··· Data to use

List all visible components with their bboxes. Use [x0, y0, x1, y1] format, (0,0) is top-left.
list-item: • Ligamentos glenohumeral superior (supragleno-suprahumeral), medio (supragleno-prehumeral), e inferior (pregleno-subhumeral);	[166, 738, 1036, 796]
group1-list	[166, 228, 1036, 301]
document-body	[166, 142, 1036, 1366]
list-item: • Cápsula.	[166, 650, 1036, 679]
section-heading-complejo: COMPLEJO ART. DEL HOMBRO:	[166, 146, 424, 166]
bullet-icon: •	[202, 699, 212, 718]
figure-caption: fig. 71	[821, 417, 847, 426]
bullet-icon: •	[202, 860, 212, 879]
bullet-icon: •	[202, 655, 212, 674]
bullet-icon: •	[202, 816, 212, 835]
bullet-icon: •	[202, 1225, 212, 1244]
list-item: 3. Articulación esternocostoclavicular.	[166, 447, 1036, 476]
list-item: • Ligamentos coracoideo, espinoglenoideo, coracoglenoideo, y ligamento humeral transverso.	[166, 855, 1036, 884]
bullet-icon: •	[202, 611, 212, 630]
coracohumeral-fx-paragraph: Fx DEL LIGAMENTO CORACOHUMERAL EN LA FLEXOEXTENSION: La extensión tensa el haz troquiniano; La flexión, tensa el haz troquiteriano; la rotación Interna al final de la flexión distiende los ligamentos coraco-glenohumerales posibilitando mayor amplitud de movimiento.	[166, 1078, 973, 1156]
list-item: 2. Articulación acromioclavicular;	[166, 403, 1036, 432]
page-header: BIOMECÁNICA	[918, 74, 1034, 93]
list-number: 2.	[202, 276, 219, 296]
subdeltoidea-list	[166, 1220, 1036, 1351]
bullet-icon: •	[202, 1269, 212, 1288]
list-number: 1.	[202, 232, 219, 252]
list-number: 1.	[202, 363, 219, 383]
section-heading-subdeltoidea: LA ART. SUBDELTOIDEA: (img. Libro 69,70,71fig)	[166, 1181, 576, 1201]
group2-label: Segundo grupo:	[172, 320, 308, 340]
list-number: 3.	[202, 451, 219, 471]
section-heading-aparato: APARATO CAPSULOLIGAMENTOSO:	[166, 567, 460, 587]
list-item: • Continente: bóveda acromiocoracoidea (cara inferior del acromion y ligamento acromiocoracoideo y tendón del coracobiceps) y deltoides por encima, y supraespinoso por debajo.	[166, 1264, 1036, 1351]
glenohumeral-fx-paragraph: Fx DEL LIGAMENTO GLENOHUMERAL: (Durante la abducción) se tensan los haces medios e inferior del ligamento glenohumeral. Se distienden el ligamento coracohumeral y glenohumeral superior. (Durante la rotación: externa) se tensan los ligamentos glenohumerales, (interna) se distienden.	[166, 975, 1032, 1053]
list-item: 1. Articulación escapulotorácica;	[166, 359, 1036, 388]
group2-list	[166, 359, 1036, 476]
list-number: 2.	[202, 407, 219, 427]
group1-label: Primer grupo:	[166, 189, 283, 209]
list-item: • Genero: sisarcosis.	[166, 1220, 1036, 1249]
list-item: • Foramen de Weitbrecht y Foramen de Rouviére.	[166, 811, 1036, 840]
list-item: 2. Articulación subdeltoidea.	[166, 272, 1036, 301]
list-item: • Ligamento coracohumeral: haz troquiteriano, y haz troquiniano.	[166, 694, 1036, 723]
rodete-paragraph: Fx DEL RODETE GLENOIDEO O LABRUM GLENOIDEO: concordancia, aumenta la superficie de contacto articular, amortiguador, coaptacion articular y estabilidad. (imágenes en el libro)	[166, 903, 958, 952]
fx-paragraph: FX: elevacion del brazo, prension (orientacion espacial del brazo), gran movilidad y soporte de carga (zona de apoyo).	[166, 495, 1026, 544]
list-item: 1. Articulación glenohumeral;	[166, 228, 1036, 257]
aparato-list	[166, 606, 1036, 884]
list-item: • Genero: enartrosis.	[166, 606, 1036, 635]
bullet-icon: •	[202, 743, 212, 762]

······

▶ _The task_: Transcribe the full listing above without leaving anything out.

▶ _Completed task_:
List all visible components with their bboxes. Use [x0, y0, x1, y1] format, (0,0) is top-left.
list-item: • Ligamentos glenohumeral superior (supragleno-suprahumeral), medio (supragleno-prehumeral), e inferior (pregleno-subhumeral);	[166, 738, 1036, 796]
group1-list	[166, 228, 1036, 301]
document-body	[166, 142, 1036, 1366]
list-item: • Cápsula.	[166, 650, 1036, 679]
section-heading-complejo: COMPLEJO ART. DEL HOMBRO:	[166, 146, 424, 166]
bullet-icon: •	[202, 699, 212, 718]
figure-caption: fig. 71	[821, 417, 847, 426]
bullet-icon: •	[202, 860, 212, 879]
bullet-icon: •	[202, 655, 212, 674]
bullet-icon: •	[202, 816, 212, 835]
bullet-icon: •	[202, 1225, 212, 1244]
list-item: 3. Articulación esternocostoclavicular.	[166, 447, 1036, 476]
list-item: • Ligamentos coracoideo, espinoglenoideo, coracoglenoideo, y ligamento humeral transverso.	[166, 855, 1036, 884]
bullet-icon: •	[202, 611, 212, 630]
coracohumeral-fx-paragraph: Fx DEL LIGAMENTO CORACOHUMERAL EN LA FLEXOEXTENSION: La extensión tensa el haz troquiniano; La flexión, tensa el haz troquiteriano; la rotación Interna al final de la flexión distiende los ligamentos coraco-glenohumerales posibilitando mayor amplitud de movimiento.	[166, 1078, 973, 1156]
list-item: 2. Articulación acromioclavicular;	[166, 403, 1036, 432]
page-header: BIOMECÁNICA	[918, 74, 1034, 93]
list-number: 2.	[202, 276, 219, 296]
subdeltoidea-list	[166, 1220, 1036, 1351]
bullet-icon: •	[202, 1269, 212, 1288]
list-number: 1.	[202, 232, 219, 252]
list-number: 1.	[202, 363, 219, 383]
section-heading-subdeltoidea: LA ART. SUBDELTOIDEA: (img. Libro 69,70,71fig)	[166, 1181, 576, 1201]
group2-label: Segundo grupo:	[172, 320, 308, 340]
list-number: 3.	[202, 451, 219, 471]
section-heading-aparato: APARATO CAPSULOLIGAMENTOSO:	[166, 567, 460, 587]
list-item: • Continente: bóveda acromiocoracoidea (cara inferior del acromion y ligamento acromiocoracoideo y tendón del coracobiceps) y deltoides por encima, y supraespinoso por debajo.	[166, 1264, 1036, 1351]
glenohumeral-fx-paragraph: Fx DEL LIGAMENTO GLENOHUMERAL: (Durante la abducción) se tensan los haces medios e inferior del ligamento glenohumeral. Se distienden el ligamento coracohumeral y glenohumeral superior. (Durante la rotación: externa) se tensan los ligamentos glenohumerales, (interna) se distienden.	[166, 975, 1032, 1053]
list-item: 1. Articulación escapulotorácica;	[166, 359, 1036, 388]
group2-list	[166, 359, 1036, 476]
list-number: 2.	[202, 407, 219, 427]
group1-label: Primer grupo:	[166, 189, 283, 209]
list-item: • Genero: sisarcosis.	[166, 1220, 1036, 1249]
list-item: • Foramen de Weitbrecht y Foramen de Rouviére.	[166, 811, 1036, 840]
list-item: 2. Articulación subdeltoidea.	[166, 272, 1036, 301]
list-item: • Ligamento coracohumeral: haz troquiteriano, y haz troquiniano.	[166, 694, 1036, 723]
rodete-paragraph: Fx DEL RODETE GLENOIDEO O LABRUM GLENOIDEO: concordancia, aumenta la superficie de contacto articular, amortiguador, coaptacion articular y estabilidad. (imágenes en el libro)	[166, 903, 958, 952]
fx-paragraph: FX: elevacion del brazo, prension (orientacion espacial del brazo), gran movilidad y soporte de carga (zona de apoyo).	[166, 495, 1026, 544]
list-item: 1. Articulación glenohumeral;	[166, 228, 1036, 257]
aparato-list	[166, 606, 1036, 884]
list-item: • Genero: enartrosis.	[166, 606, 1036, 635]
bullet-icon: •	[202, 743, 212, 762]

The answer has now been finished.